Data provided ▸
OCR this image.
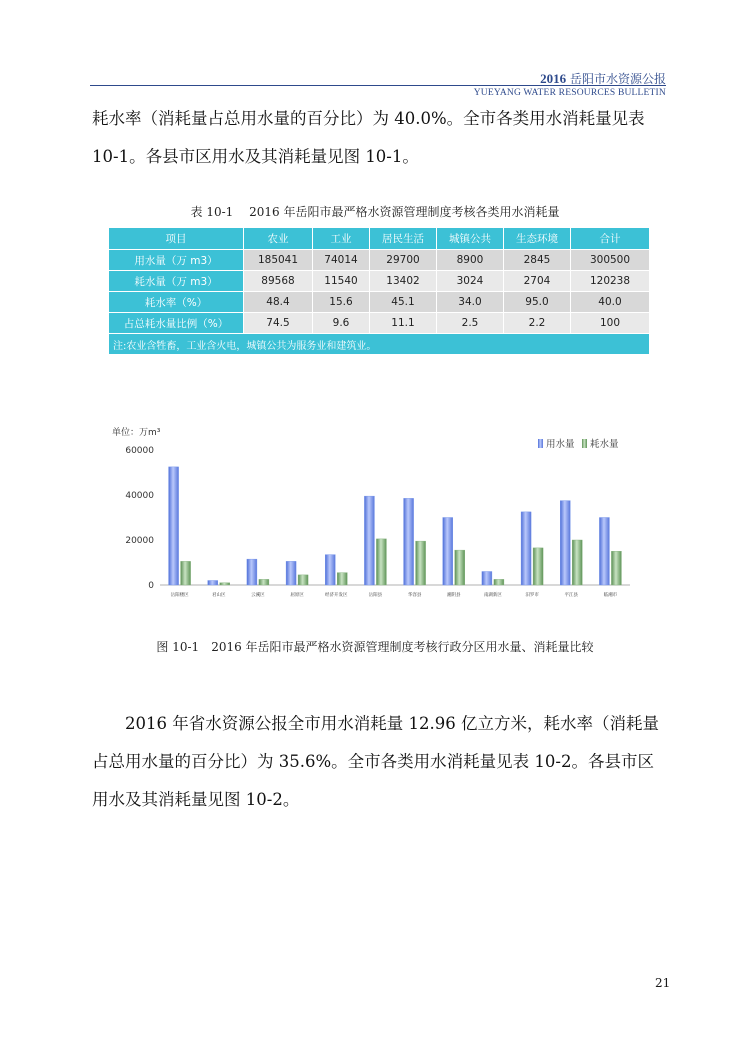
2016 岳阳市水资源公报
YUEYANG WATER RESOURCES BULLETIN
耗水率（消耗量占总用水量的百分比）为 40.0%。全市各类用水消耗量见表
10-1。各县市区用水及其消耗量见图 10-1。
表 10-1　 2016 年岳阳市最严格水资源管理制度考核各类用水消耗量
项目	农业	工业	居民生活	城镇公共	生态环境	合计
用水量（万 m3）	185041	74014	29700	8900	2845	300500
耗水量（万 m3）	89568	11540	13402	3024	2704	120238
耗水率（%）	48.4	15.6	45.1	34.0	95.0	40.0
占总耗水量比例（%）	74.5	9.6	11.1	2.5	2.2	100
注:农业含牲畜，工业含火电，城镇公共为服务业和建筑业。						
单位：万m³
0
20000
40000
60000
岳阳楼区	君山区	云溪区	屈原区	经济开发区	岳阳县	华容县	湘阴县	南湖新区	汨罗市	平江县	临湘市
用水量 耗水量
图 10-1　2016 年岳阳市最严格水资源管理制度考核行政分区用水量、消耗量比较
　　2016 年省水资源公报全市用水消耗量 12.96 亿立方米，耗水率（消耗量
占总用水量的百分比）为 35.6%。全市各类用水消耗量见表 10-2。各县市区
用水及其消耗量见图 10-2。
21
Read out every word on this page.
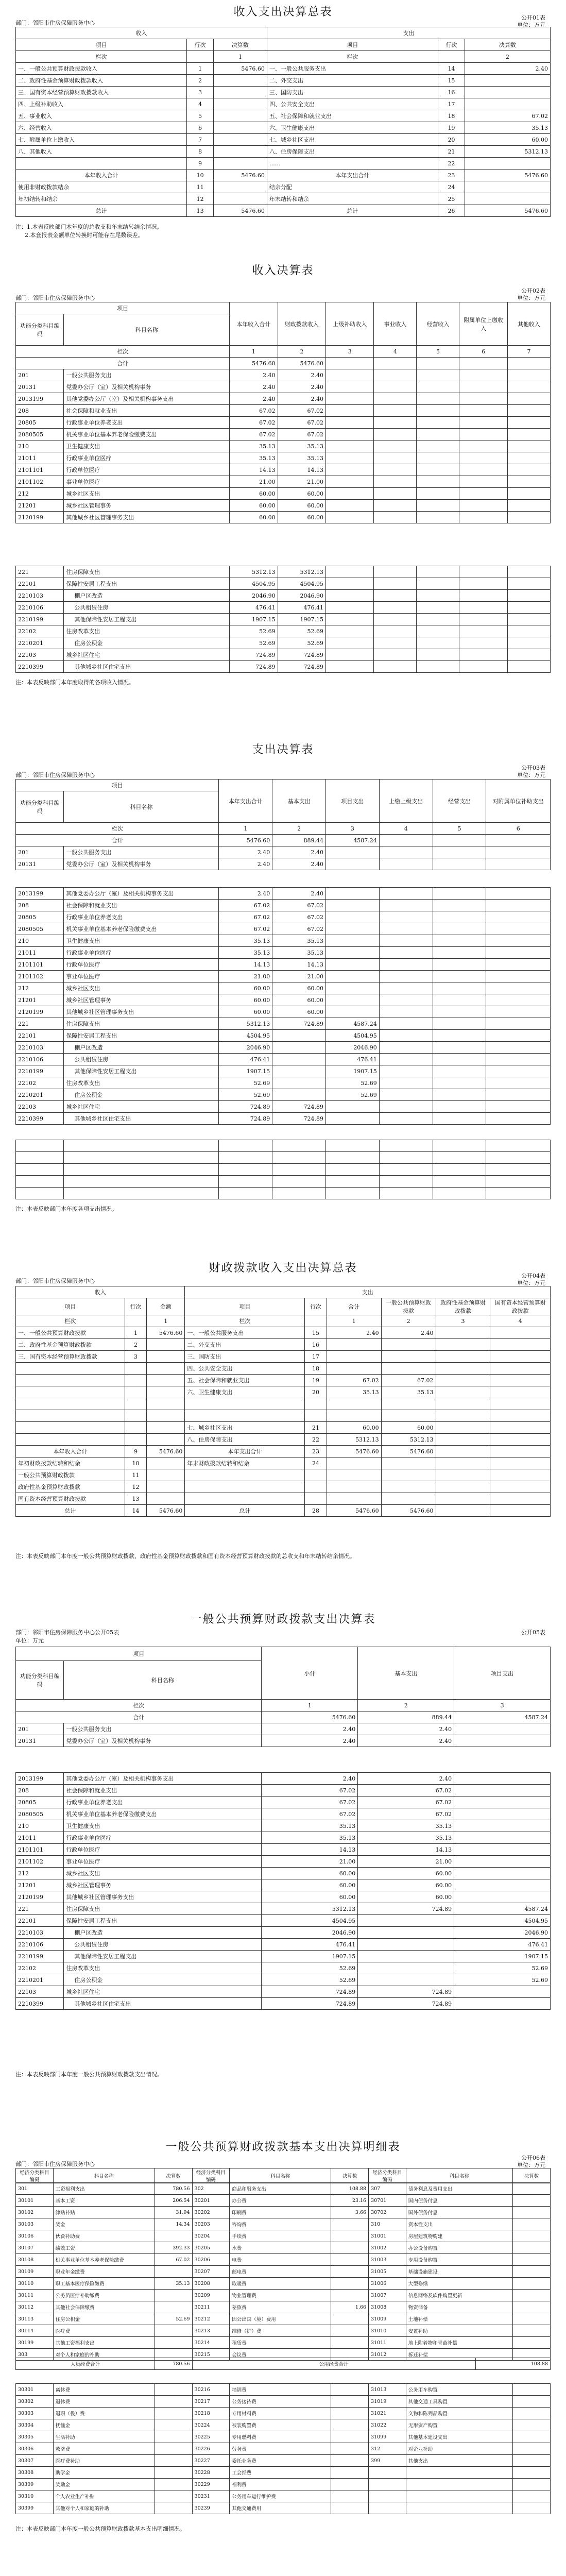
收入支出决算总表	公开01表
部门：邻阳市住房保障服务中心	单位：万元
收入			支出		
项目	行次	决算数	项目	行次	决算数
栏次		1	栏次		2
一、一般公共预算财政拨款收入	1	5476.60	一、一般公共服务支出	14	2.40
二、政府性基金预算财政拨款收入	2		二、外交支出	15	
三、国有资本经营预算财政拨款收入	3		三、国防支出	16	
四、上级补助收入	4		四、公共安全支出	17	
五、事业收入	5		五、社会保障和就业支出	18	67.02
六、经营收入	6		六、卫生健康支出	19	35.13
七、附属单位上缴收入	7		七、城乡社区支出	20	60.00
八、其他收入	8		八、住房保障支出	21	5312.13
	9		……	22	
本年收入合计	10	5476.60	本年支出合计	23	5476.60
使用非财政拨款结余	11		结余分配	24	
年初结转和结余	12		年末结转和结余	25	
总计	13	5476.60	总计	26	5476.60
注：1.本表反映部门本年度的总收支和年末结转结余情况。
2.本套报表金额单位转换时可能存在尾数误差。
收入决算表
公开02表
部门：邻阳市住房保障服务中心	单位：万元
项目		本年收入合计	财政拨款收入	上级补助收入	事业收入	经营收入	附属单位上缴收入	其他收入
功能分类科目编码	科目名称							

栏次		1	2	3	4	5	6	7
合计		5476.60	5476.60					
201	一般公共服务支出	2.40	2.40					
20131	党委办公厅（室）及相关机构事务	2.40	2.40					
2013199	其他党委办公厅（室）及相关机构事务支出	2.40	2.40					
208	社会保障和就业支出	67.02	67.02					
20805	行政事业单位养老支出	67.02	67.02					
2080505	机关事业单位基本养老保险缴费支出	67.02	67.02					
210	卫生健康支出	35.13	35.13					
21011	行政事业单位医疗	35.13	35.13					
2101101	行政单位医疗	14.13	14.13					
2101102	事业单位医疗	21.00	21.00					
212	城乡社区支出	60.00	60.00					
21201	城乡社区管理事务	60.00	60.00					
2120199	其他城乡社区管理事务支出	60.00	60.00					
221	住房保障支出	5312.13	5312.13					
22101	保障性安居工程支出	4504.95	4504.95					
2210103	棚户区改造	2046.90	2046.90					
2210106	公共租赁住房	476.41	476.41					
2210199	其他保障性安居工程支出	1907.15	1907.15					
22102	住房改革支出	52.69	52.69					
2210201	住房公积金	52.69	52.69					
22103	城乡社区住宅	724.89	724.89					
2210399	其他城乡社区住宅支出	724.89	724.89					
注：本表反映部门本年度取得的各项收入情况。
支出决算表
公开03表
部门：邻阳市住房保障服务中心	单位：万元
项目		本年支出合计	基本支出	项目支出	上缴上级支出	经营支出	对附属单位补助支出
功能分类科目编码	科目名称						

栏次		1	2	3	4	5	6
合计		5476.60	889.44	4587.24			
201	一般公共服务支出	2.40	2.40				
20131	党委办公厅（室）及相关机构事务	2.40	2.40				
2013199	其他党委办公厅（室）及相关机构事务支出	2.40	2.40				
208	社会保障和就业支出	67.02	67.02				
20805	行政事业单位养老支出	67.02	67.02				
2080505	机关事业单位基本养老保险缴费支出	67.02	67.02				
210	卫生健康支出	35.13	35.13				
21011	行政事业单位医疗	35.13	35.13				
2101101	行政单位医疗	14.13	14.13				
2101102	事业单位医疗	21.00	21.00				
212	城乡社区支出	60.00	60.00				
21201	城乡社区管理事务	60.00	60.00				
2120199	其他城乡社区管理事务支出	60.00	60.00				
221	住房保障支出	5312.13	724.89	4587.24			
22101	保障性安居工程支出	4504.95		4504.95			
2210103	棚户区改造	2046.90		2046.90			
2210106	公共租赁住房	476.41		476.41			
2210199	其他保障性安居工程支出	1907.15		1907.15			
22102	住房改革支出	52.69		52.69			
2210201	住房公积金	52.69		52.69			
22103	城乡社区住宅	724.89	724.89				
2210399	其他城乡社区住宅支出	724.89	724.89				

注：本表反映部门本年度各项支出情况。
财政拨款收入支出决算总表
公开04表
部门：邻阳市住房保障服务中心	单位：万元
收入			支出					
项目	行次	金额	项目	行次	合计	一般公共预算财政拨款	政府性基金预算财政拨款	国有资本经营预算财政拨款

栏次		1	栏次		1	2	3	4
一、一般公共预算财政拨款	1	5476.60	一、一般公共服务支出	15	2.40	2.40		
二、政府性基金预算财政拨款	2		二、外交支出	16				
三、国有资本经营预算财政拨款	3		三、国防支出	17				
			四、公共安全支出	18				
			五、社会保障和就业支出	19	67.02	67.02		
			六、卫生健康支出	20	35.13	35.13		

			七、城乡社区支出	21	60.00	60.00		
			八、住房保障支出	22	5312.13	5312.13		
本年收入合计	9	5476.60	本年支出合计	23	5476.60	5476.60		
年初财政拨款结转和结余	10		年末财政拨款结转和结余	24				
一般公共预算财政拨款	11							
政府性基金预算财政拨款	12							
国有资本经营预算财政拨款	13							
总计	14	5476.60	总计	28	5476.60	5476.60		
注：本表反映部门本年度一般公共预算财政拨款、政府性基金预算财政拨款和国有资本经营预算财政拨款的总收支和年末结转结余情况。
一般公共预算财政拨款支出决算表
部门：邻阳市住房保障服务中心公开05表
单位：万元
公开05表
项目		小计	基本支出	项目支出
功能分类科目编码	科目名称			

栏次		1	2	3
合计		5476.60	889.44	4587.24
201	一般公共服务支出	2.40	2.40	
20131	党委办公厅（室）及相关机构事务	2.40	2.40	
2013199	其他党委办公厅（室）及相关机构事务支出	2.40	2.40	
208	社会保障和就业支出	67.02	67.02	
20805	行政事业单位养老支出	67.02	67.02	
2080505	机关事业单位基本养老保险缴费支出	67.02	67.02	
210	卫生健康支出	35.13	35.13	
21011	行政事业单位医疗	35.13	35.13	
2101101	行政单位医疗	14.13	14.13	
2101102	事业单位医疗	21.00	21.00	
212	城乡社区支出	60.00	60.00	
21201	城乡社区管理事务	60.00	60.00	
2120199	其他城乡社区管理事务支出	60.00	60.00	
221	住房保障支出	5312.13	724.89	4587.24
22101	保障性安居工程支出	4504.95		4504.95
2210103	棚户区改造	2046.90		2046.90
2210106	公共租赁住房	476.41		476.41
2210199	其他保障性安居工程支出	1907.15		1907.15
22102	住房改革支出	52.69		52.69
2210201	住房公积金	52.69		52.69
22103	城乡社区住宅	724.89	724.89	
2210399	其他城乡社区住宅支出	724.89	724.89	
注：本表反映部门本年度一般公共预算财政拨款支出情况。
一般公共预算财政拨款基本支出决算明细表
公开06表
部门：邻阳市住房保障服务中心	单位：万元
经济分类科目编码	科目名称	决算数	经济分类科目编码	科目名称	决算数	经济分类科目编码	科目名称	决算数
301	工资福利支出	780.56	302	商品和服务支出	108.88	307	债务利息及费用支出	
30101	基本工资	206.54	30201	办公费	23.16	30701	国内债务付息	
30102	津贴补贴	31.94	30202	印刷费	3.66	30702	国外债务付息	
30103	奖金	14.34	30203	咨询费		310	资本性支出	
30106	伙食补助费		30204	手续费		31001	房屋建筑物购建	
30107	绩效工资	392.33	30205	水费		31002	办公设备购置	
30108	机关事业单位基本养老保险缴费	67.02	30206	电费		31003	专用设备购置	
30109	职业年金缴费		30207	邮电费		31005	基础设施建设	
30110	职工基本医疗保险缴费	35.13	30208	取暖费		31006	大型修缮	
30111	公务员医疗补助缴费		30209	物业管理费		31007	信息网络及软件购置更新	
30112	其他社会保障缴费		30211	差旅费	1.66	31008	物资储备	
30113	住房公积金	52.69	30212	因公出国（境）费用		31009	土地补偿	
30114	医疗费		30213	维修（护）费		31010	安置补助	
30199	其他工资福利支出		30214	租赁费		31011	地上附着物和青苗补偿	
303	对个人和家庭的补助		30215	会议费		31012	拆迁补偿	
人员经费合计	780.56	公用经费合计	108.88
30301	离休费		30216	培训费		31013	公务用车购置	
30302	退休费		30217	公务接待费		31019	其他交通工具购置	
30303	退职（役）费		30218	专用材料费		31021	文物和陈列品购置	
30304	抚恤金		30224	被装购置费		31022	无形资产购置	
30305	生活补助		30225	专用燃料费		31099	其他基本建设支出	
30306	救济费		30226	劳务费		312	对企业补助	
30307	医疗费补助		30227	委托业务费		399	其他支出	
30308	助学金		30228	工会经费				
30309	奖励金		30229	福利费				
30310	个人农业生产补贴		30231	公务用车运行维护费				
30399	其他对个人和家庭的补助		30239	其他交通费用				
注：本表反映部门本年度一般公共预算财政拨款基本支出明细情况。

Directions for this task ▸ Identify the lines that contain the string "及相关机构事务支出", and copy every one of them.

Expected answer ▸
2013199	其他党委办公厅（室）及相关机构事务支出	2.40	2.40					
2013199	其他党委办公厅（室）及相关机构事务支出	2.40	2.40				
2013199	其他党委办公厅（室）及相关机构事务支出	2.40	2.40	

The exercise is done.